What to work on: Retype every entry word for word.

**** Provided data ****

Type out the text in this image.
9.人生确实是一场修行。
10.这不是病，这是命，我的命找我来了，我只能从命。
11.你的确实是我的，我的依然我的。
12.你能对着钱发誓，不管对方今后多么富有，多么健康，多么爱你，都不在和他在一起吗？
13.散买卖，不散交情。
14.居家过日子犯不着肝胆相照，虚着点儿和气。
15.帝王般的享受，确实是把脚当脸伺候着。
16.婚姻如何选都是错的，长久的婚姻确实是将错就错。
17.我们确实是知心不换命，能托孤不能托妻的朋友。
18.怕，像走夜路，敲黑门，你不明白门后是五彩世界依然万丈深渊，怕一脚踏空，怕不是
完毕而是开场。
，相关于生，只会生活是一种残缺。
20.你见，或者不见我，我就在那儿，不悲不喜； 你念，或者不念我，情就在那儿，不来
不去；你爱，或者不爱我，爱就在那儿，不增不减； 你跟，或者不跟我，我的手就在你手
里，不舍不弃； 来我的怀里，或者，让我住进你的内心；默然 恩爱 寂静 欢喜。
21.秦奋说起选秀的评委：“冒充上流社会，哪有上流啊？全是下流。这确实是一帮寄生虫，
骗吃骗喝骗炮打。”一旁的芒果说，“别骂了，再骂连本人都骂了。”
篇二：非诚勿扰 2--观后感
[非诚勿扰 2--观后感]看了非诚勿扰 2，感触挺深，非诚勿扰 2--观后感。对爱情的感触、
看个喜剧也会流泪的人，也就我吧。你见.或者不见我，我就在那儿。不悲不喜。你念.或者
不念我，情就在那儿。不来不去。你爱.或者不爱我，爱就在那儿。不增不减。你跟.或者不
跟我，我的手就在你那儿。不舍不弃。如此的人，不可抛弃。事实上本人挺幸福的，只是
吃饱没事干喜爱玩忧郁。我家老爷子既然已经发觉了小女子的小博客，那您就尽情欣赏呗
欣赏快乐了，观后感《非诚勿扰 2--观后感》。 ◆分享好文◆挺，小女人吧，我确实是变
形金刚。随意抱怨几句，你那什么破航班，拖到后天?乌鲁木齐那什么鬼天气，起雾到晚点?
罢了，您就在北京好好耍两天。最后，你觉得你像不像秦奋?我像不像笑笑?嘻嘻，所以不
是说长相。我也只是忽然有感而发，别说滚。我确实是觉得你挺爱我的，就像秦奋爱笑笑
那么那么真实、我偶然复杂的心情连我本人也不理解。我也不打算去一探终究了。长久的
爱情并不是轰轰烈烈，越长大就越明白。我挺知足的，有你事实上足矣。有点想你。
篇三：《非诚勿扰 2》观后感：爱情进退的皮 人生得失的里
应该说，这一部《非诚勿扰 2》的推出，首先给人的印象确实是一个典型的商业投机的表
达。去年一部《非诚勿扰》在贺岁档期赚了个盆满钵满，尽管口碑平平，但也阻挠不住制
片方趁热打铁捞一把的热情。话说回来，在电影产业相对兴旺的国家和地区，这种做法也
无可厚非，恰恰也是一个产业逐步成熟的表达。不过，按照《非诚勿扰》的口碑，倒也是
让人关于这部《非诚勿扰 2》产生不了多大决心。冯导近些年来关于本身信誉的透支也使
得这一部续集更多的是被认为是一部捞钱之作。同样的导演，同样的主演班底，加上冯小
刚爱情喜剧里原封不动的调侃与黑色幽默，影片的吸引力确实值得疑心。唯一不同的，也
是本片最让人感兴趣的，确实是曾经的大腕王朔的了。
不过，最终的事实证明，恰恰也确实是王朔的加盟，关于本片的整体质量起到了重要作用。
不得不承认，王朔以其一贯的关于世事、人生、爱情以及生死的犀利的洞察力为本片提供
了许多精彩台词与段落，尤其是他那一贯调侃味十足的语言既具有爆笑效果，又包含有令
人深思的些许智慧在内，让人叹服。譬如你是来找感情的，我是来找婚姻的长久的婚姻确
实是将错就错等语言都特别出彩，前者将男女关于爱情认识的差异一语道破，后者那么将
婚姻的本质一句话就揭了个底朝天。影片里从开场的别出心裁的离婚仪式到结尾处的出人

****

Answer for this exercise:
Type out the text in this image.
9.人生确实是一场修行。
10.这不是病，这是命，我的命找我来了，我只能从命。
11.你的确实是我的，我的依然我的。
12.你能对着钱发誓，不管对方今后多么富有，多么健康，多么爱你，都不在和他在一起吗？
13.散买卖，不散交情。
14.居家过日子犯不着肝胆相照，虚着点儿和气。
15.帝王般的享受，确实是把脚当脸伺候着。
16.婚姻如何选都是错的，长久的婚姻确实是将错就错。
17.我们确实是知心不换命，能托孤不能托妻的朋友。
18.怕，像走夜路，敲黑门，你不明白门后是五彩世界依然万丈深渊，怕一脚踏空，怕不是
完毕而是开场。
，相关于生，只会生活是一种残缺。
20.你见，或者不见我，我就在那儿，不悲不喜； 你念，或者不念我，情就在那儿，不来
不去；你爱，或者不爱我，爱就在那儿，不增不减； 你跟，或者不跟我，我的手就在你手
里，不舍不弃； 来我的怀里，或者，让我住进你的内心；默然 恩爱 寂静 欢喜。
21.秦奋说起选秀的评委：“冒充上流社会，哪有上流啊？全是下流。这确实是一帮寄生虫，
骗吃骗喝骗炮打。”一旁的芒果说，“别骂了，再骂连本人都骂了。”
篇二：非诚勿扰 2--观后感
[非诚勿扰 2--观后感]看了非诚勿扰 2，感触挺深，非诚勿扰 2--观后感。对爱情的感触、
看个喜剧也会流泪的人，也就我吧。你见.或者不见我，我就在那儿。不悲不喜。你念.或者
不念我，情就在那儿。不来不去。你爱.或者不爱我，爱就在那儿。不增不减。你跟.或者不
跟我，我的手就在你那儿。不舍不弃。如此的人，不可抛弃。事实上本人挺幸福的，只是
吃饱没事干喜爱玩忧郁。我家老爷子既然已经发觉了小女子的小博客，那您就尽情欣赏呗
欣赏快乐了，观后感《非诚勿扰 2--观后感》。 ◆分享好文◆挺，小女人吧，我确实是变
形金刚。随意抱怨几句，你那什么破航班，拖到后天?乌鲁木齐那什么鬼天气，起雾到晚点?
罢了，您就在北京好好耍两天。最后，你觉得你像不像秦奋?我像不像笑笑?嘻嘻，所以不
是说长相。我也只是忽然有感而发，别说滚。我确实是觉得你挺爱我的，就像秦奋爱笑笑
那么那么真实、我偶然复杂的心情连我本人也不理解。我也不打算去一探终究了。长久的
爱情并不是轰轰烈烈，越长大就越明白。我挺知足的，有你事实上足矣。有点想你。
篇三：《非诚勿扰 2》观后感：爱情进退的皮 人生得失的里
应该说，这一部《非诚勿扰 2》的推出，首先给人的印象确实是一个典型的商业投机的表
达。去年一部《非诚勿扰》在贺岁档期赚了个盆满钵满，尽管口碑平平，但也阻挠不住制
片方趁热打铁捞一把的热情。话说回来，在电影产业相对兴旺的国家和地区，这种做法也
无可厚非，恰恰也是一个产业逐步成熟的表达。不过，按照《非诚勿扰》的口碑，倒也是
让人关于这部《非诚勿扰 2》产生不了多大决心。冯导近些年来关于本身信誉的透支也使
得这一部续集更多的是被认为是一部捞钱之作。同样的导演，同样的主演班底，加上冯小
刚爱情喜剧里原封不动的调侃与黑色幽默，影片的吸引力确实值得疑心。唯一不同的，也
是本片最让人感兴趣的，确实是曾经的大腕王朔的了。
不过，最终的事实证明，恰恰也确实是王朔的加盟，关于本片的整体质量起到了重要作用。
不得不承认，王朔以其一贯的关于世事、人生、爱情以及生死的犀利的洞察力为本片提供
了许多精彩台词与段落，尤其是他那一贯调侃味十足的语言既具有爆笑效果，又包含有令
人深思的些许智慧在内，让人叹服。譬如你是来找感情的，我是来找婚姻的长久的婚姻确
实是将错就错等语言都特别出彩，前者将男女关于爱情认识的差异一语道破，后者那么将
婚姻的本质一句话就揭了个底朝天。影片里从开场的别出心裁的离婚仪式到结尾处的出人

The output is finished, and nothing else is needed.